EXERCISE DESCRIPTION | Give only the number of lines in these records that contain the word "bytes".

───── EXTRACTED DATA

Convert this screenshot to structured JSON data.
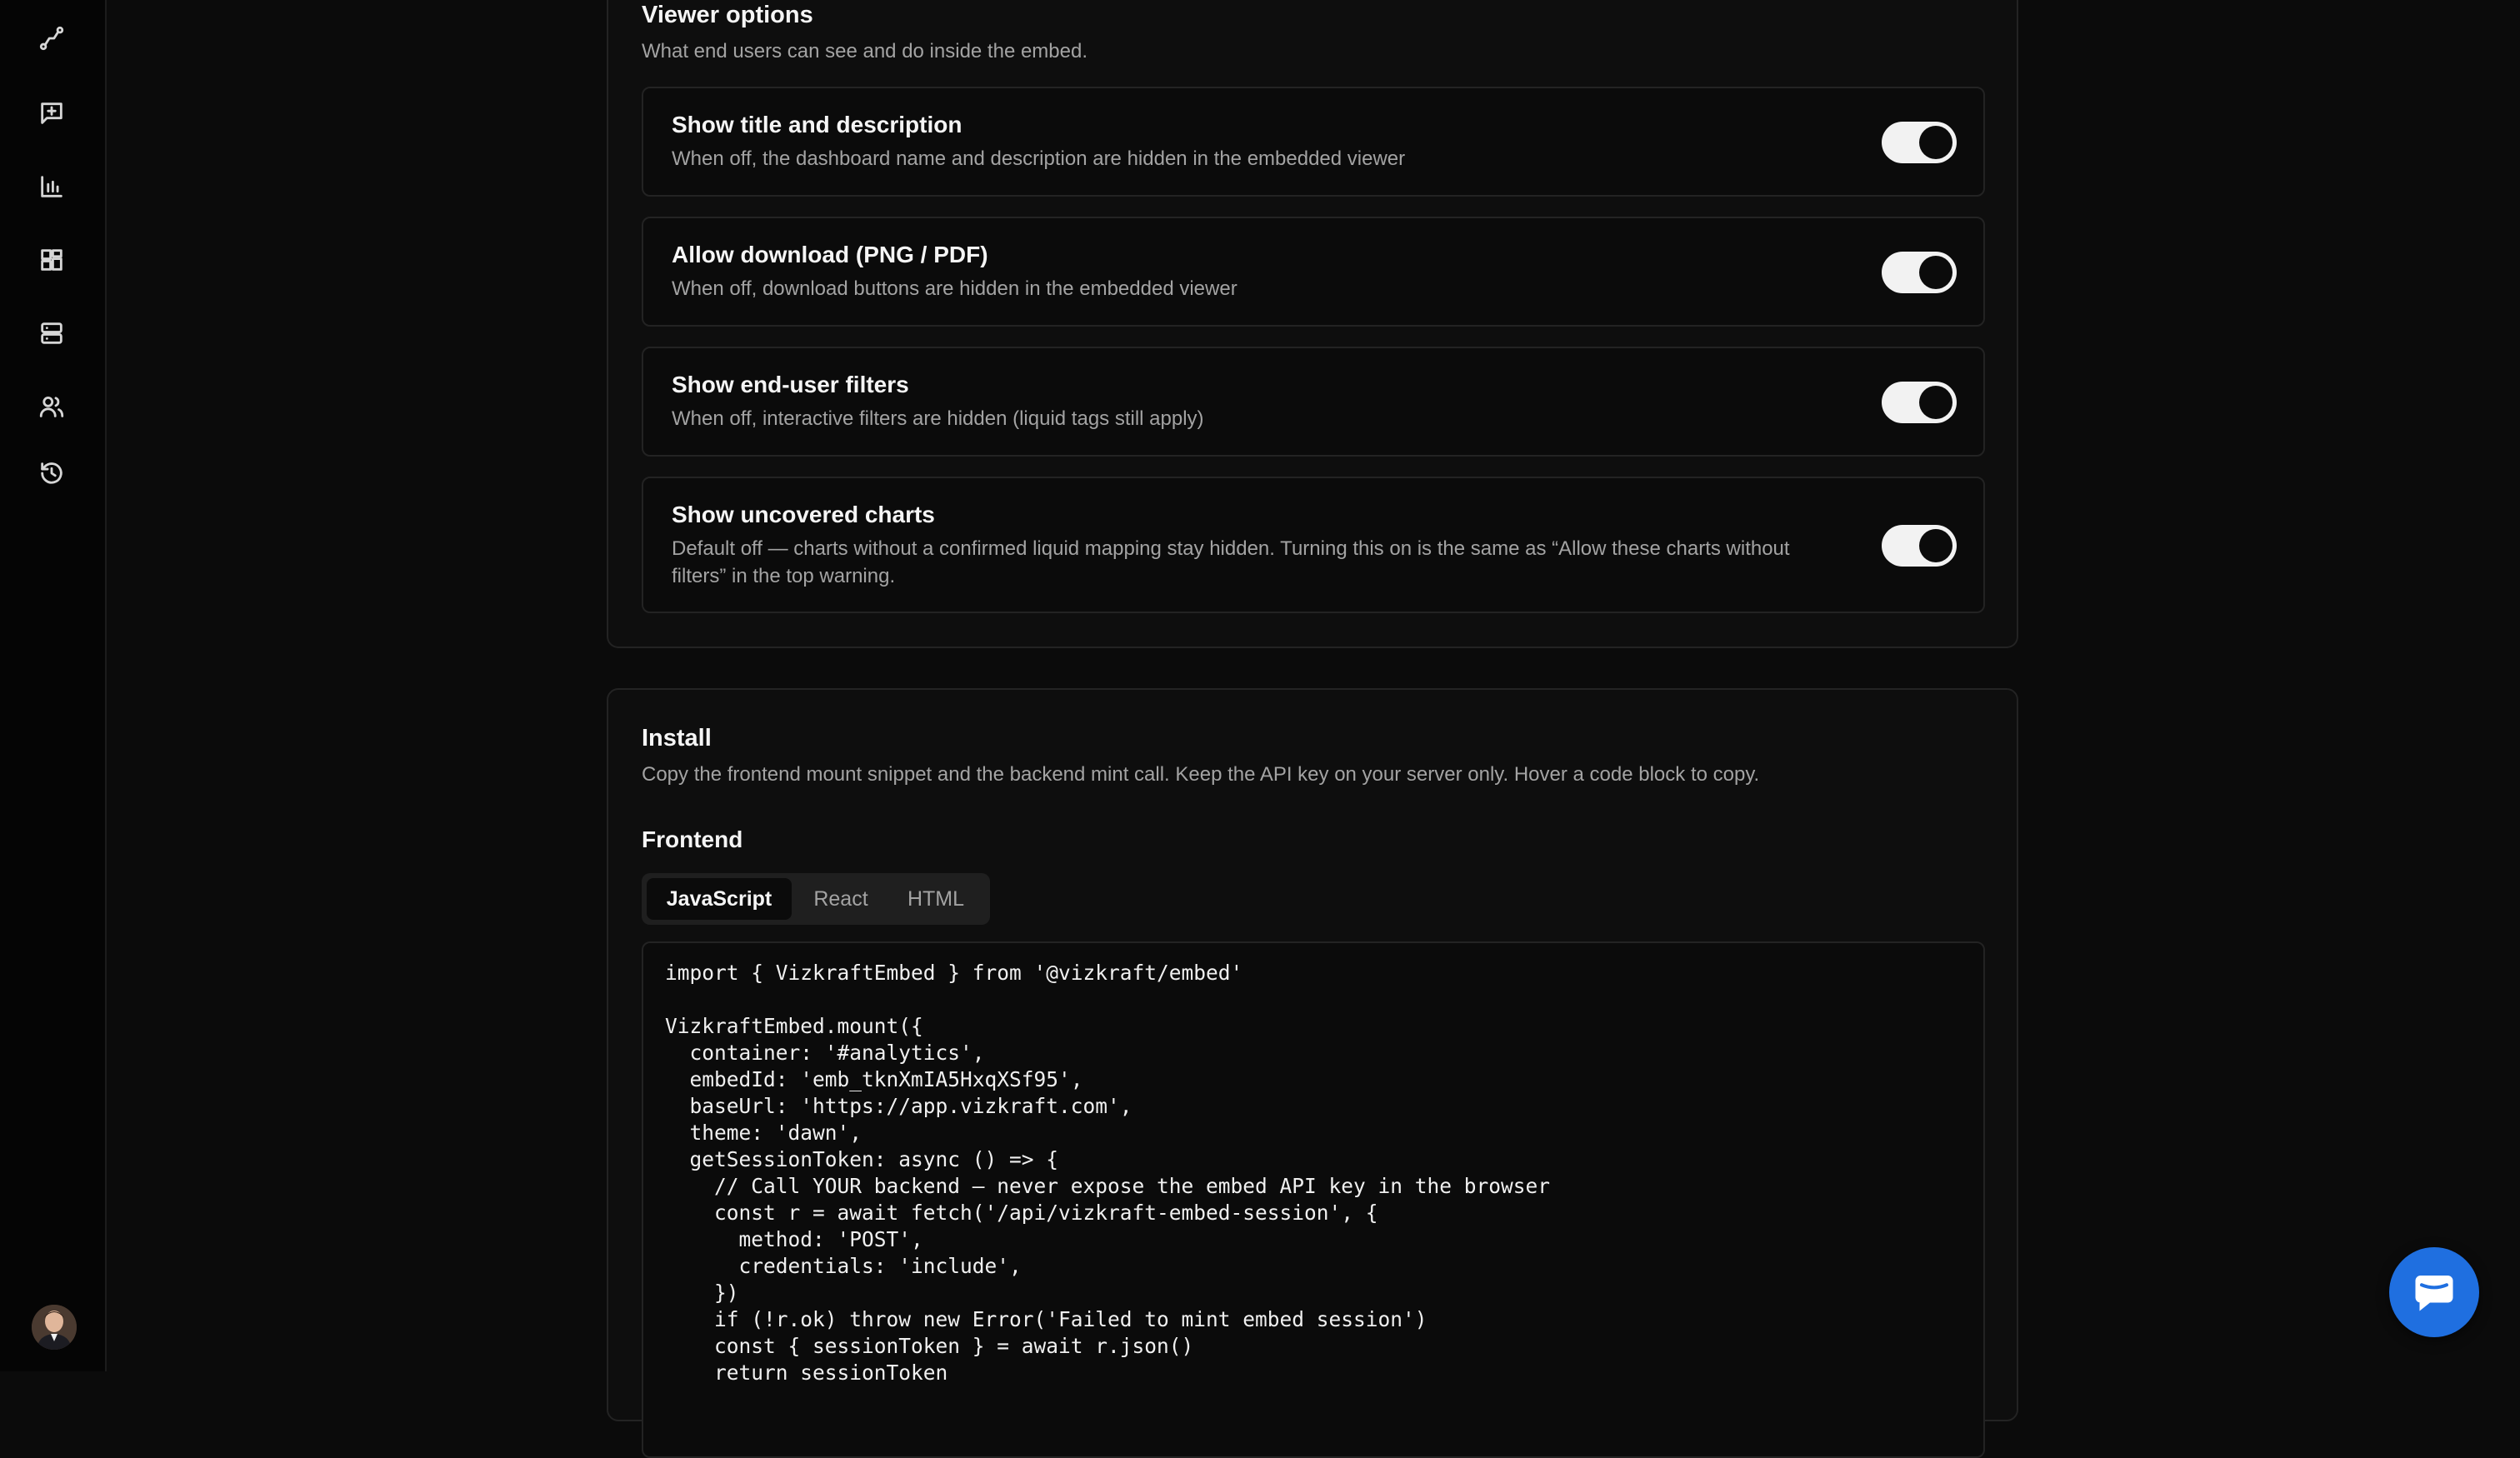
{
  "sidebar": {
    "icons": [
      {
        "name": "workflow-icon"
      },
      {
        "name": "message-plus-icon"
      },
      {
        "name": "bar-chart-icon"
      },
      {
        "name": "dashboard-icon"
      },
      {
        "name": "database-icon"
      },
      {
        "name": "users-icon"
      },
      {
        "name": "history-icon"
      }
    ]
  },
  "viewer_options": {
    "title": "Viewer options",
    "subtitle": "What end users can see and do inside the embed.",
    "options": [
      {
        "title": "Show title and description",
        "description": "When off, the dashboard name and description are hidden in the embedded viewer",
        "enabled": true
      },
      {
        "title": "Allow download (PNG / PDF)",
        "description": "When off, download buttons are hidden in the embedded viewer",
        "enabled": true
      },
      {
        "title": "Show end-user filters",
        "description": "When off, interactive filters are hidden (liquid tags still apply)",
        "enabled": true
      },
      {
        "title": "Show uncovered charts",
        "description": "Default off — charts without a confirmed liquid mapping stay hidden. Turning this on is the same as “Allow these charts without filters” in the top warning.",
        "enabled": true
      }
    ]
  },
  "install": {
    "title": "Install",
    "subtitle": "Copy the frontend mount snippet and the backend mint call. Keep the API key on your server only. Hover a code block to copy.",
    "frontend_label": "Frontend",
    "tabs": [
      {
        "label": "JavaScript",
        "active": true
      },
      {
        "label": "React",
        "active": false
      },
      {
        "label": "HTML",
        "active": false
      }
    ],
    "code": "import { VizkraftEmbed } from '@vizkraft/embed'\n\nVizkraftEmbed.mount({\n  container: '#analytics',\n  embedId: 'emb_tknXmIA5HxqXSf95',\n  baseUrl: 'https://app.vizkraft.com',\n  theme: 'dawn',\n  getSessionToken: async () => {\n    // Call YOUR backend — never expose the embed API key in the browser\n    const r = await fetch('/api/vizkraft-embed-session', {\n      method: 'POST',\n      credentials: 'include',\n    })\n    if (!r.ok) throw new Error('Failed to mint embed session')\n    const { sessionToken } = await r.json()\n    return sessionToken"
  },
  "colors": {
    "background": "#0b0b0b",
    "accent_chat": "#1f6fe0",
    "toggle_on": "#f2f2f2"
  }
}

──────────
───── EXTRACTED DATA

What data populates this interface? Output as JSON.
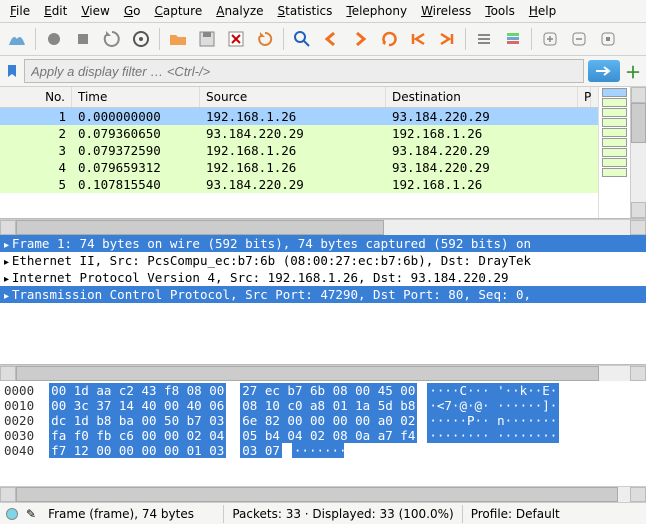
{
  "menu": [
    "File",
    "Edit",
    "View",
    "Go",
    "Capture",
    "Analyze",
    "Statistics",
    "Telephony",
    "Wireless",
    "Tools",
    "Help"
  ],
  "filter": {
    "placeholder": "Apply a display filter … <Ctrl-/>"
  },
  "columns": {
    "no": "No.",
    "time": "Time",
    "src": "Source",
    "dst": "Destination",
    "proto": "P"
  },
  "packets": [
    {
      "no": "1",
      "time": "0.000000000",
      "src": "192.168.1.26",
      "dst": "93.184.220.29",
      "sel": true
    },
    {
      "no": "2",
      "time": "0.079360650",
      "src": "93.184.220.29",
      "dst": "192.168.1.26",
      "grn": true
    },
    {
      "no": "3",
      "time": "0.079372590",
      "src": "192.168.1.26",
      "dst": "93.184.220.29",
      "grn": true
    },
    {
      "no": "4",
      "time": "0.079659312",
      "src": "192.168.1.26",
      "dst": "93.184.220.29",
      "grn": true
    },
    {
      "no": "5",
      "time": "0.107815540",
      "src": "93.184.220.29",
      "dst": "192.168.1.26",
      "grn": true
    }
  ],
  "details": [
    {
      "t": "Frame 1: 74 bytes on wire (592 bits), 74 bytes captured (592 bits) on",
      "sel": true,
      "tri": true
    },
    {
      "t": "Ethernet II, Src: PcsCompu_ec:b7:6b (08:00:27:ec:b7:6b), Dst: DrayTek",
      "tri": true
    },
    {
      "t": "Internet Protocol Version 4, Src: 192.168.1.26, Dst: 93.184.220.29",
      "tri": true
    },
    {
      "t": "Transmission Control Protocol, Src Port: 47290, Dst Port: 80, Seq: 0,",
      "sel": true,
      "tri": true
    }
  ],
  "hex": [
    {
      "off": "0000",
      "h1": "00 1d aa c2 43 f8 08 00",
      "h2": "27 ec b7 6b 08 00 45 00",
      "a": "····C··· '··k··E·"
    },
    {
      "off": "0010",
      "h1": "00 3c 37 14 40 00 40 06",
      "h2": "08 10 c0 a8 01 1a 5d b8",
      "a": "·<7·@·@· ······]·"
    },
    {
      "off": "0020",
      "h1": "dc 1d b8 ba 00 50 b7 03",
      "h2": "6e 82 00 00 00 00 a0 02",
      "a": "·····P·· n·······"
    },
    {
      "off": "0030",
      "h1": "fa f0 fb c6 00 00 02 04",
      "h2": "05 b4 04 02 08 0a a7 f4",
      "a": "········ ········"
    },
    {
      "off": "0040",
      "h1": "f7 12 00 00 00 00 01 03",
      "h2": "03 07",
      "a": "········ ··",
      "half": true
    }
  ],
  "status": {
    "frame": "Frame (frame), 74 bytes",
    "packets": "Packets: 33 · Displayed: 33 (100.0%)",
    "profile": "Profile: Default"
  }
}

──────────
───── EXTRACTED DATA

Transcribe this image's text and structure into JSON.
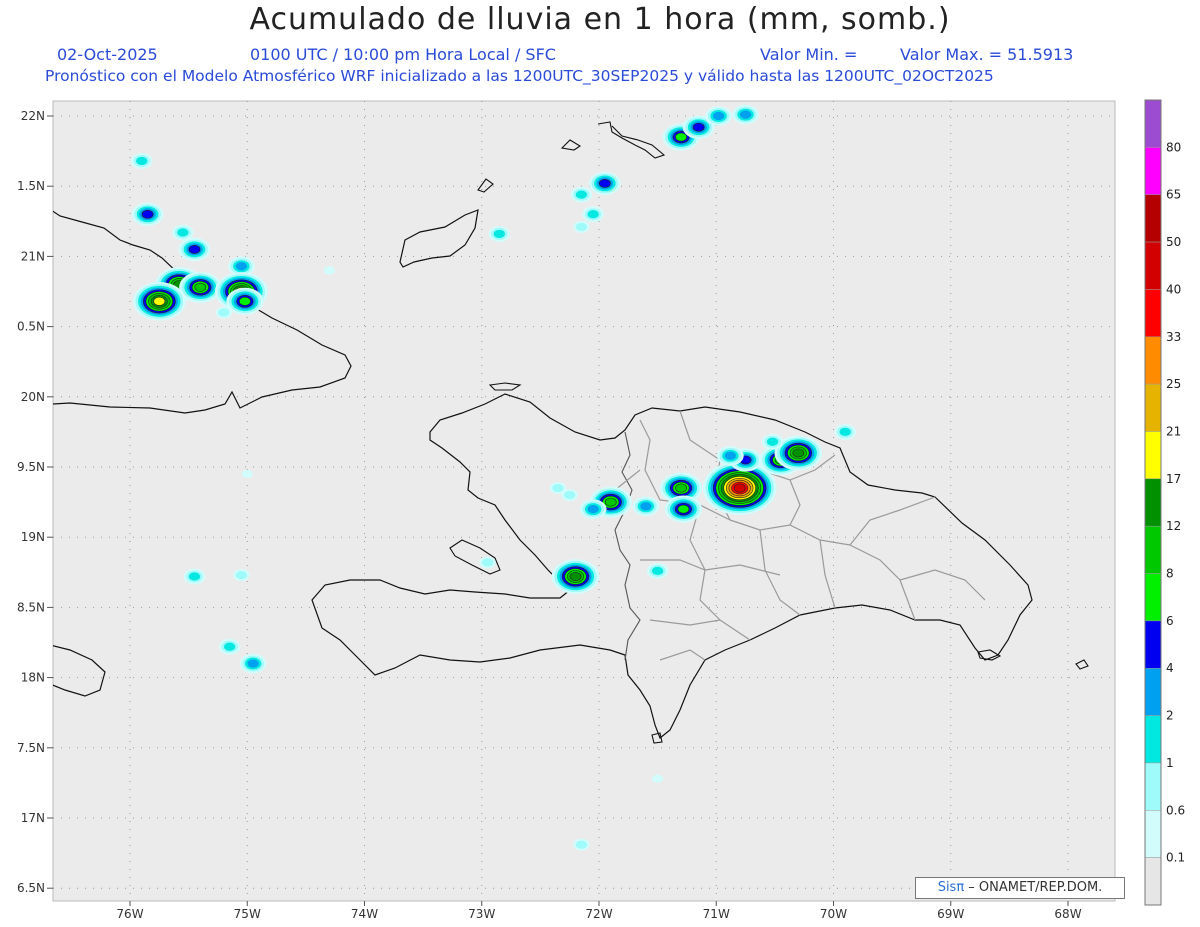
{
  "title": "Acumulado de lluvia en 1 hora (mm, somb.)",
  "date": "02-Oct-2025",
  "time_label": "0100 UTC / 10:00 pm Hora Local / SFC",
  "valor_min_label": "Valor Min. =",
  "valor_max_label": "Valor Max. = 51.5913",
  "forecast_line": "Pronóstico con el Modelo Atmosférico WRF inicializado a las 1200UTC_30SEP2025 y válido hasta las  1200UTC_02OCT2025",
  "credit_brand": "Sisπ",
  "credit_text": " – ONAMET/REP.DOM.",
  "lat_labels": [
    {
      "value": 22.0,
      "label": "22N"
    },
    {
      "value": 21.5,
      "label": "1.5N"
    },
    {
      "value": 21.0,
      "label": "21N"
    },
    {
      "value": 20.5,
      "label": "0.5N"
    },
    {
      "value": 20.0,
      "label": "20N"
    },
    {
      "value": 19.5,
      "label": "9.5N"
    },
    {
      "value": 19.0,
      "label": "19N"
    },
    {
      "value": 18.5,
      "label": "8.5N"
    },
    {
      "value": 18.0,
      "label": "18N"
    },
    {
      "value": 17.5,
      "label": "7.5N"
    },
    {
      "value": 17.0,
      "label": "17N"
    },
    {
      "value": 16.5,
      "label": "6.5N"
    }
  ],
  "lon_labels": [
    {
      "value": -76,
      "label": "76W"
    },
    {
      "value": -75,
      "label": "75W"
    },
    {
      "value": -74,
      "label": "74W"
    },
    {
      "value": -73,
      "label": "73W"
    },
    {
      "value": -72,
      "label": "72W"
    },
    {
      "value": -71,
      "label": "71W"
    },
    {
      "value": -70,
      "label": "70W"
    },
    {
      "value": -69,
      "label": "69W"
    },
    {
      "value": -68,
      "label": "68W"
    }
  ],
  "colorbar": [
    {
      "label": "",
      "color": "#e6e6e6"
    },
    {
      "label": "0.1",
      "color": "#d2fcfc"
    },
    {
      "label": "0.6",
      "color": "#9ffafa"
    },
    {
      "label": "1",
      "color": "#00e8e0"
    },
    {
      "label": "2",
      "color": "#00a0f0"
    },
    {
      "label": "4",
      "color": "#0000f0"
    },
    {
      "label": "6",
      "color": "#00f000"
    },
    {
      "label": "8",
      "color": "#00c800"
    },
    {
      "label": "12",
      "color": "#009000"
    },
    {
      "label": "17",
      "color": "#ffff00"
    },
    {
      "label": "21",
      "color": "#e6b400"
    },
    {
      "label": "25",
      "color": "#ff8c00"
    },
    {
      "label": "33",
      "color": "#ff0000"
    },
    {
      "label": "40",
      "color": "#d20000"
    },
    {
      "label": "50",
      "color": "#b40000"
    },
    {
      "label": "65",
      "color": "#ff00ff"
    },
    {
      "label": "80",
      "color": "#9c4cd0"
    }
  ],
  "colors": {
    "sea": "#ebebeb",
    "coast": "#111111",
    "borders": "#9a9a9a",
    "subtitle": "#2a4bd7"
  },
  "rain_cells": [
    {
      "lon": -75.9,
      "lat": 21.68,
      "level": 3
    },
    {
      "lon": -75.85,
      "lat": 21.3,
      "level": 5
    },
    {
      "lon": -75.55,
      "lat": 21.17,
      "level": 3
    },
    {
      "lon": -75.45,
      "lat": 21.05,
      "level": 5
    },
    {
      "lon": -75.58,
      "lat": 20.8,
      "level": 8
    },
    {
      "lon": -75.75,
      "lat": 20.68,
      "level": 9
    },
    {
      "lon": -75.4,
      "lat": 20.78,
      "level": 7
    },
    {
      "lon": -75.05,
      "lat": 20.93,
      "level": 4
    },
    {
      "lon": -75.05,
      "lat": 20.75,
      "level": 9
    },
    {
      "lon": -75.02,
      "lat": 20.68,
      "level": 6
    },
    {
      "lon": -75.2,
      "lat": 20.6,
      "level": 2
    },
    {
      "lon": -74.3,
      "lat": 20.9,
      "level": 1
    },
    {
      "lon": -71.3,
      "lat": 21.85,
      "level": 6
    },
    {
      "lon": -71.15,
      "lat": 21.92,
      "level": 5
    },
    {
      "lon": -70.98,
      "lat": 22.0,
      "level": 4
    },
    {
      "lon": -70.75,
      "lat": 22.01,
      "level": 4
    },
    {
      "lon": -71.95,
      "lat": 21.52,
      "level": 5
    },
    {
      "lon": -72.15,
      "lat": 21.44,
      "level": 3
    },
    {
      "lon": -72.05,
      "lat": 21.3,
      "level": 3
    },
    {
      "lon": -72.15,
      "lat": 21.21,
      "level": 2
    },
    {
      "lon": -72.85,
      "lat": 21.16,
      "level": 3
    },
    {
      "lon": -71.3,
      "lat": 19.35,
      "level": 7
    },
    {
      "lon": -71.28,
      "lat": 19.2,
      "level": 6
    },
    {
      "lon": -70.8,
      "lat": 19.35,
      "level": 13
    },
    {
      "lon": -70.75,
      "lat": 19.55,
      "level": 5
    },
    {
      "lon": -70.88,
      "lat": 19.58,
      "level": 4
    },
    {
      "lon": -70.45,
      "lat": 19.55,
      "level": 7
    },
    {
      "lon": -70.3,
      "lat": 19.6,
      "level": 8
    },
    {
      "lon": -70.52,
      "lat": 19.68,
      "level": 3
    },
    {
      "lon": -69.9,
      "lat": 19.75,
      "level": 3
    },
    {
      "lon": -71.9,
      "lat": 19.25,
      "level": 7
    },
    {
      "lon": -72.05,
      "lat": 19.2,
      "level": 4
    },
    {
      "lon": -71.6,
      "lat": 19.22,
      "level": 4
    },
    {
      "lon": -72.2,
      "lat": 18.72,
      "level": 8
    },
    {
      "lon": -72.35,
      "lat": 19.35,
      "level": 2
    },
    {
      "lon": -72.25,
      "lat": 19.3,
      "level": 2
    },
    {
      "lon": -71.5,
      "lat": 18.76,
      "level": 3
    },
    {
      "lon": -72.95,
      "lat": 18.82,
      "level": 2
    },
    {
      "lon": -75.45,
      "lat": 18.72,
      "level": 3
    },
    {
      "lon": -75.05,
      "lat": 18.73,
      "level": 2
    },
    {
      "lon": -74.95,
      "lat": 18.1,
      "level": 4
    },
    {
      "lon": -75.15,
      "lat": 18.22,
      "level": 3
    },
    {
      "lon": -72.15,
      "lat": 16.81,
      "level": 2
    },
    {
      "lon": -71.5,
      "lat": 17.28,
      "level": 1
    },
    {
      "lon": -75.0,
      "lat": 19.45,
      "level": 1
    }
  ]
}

──────────

SOLUTION TO THIS TASK | 2